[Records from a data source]
============

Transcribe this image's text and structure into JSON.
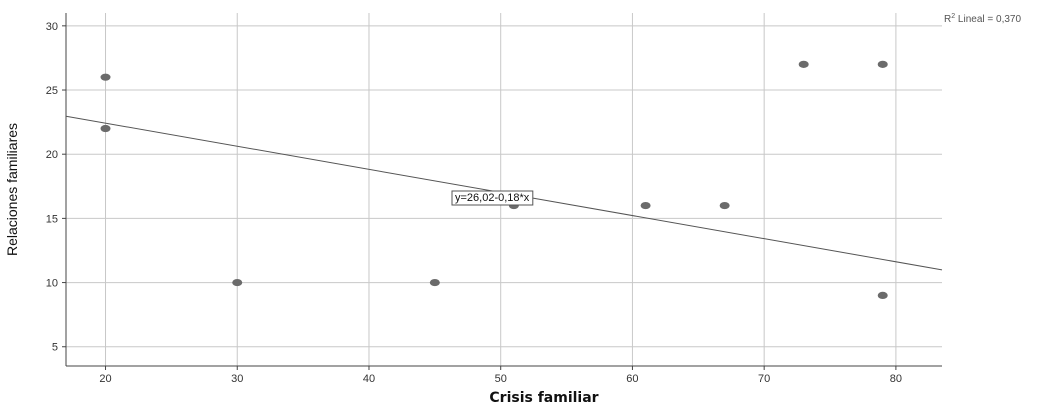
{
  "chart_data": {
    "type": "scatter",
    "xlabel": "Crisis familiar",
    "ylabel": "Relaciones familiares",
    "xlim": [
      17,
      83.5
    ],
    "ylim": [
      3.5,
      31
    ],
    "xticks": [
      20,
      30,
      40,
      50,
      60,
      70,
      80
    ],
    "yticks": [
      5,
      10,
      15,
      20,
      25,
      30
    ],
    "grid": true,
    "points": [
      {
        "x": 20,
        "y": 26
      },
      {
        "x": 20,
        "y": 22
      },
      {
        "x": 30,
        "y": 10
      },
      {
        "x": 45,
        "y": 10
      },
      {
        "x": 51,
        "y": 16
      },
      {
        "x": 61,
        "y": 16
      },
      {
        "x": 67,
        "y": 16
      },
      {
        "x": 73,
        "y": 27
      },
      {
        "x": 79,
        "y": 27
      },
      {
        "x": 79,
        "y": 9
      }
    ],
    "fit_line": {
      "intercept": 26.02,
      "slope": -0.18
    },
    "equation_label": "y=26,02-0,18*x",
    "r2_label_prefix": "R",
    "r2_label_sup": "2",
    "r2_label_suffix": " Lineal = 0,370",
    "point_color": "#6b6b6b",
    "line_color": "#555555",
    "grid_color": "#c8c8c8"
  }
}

============

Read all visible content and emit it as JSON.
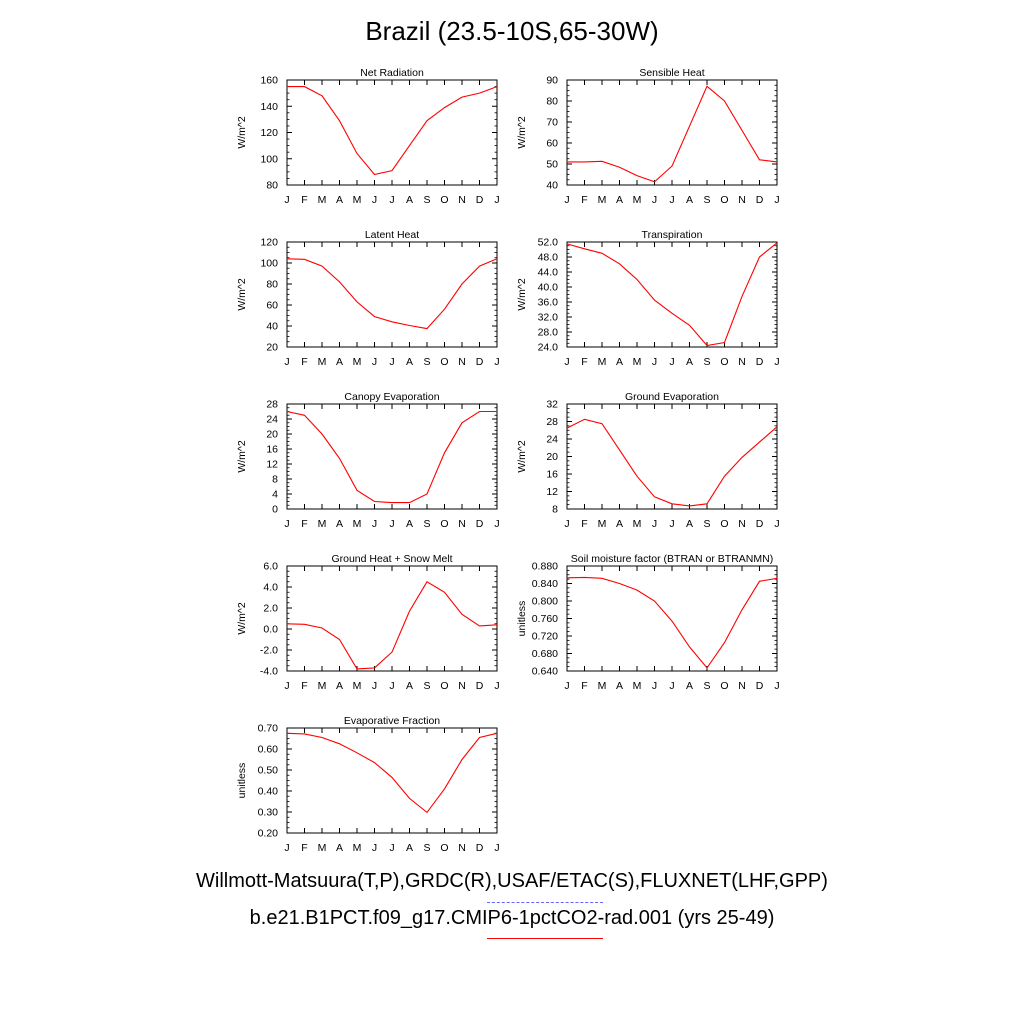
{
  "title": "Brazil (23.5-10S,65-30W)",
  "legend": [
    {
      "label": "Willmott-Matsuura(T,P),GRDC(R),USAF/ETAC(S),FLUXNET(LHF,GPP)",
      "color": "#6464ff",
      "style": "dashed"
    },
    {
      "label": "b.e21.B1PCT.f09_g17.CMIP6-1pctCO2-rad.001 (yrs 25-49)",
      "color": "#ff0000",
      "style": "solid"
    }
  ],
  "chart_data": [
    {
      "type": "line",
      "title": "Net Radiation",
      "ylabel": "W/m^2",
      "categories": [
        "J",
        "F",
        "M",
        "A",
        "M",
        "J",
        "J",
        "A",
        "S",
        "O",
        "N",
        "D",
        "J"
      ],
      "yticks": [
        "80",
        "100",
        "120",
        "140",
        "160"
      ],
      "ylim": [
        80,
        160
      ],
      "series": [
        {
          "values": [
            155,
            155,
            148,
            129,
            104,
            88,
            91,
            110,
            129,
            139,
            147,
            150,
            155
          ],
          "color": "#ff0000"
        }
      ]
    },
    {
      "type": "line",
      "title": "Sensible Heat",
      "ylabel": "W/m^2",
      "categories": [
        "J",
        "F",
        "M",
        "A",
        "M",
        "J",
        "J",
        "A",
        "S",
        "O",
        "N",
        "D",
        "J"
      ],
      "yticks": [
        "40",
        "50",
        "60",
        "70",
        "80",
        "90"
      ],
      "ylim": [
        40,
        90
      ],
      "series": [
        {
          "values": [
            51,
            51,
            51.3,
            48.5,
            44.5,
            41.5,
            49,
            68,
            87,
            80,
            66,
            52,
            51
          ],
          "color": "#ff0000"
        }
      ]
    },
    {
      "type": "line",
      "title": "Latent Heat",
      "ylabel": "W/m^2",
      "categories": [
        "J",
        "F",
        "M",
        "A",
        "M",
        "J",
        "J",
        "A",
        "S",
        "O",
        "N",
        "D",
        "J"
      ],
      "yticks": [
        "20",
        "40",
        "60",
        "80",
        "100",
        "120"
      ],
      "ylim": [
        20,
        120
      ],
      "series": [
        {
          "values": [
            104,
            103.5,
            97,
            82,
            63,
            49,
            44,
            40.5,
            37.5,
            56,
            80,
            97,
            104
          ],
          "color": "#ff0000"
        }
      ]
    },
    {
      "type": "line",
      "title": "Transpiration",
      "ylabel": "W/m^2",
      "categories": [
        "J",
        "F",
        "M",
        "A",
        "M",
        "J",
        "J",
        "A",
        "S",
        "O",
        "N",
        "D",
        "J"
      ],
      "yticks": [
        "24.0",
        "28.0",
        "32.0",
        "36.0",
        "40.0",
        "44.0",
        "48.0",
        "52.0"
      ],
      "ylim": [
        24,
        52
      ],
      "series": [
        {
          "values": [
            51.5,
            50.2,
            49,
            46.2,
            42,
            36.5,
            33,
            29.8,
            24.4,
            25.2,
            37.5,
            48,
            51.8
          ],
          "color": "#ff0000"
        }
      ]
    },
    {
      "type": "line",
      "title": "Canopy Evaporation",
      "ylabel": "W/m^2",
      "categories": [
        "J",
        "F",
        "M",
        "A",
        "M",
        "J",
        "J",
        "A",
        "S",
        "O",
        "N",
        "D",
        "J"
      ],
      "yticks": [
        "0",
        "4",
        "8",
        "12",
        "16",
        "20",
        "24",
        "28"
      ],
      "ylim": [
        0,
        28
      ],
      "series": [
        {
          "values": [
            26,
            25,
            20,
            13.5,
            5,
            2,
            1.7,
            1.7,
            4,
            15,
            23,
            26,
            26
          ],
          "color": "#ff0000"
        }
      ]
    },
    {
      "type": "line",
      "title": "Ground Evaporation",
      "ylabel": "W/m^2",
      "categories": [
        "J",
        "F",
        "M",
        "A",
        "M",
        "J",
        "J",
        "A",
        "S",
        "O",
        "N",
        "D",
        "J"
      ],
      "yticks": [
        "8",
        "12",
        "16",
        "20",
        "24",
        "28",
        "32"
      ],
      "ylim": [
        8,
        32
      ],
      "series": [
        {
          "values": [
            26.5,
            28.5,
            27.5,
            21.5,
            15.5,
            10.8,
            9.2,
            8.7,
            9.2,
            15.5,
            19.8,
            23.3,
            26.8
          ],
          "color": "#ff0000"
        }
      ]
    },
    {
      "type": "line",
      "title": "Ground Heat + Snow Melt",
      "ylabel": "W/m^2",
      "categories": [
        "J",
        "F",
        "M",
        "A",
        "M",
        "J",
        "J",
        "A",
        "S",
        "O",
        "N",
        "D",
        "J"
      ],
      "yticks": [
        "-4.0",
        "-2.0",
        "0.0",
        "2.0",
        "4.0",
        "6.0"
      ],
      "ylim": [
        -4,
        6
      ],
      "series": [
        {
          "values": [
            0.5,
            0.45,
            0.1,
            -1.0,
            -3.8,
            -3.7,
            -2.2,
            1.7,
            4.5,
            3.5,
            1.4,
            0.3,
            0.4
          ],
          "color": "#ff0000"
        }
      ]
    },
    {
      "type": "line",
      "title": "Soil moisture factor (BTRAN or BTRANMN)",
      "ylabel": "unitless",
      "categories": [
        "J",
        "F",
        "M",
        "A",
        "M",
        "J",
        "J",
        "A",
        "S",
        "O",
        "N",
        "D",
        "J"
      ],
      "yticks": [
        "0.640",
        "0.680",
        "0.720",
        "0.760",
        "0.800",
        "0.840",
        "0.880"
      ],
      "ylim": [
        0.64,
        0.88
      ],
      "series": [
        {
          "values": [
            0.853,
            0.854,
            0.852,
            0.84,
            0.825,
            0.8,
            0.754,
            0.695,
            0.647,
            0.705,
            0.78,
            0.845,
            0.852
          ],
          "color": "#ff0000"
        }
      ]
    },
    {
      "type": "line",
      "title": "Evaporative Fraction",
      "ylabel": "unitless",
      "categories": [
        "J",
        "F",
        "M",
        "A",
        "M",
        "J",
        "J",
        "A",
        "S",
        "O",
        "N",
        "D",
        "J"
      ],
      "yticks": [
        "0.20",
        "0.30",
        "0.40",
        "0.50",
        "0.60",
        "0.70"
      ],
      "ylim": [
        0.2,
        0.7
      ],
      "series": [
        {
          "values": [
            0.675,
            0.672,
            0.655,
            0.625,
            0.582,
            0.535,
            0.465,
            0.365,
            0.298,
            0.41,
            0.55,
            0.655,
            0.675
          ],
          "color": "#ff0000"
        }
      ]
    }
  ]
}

============

**TO BE DONE:**
Check each line in the listing above for the string "Ground", then report how many lines contain it, with no other text.

**ANSWER TO THIS EXERCISE:**
2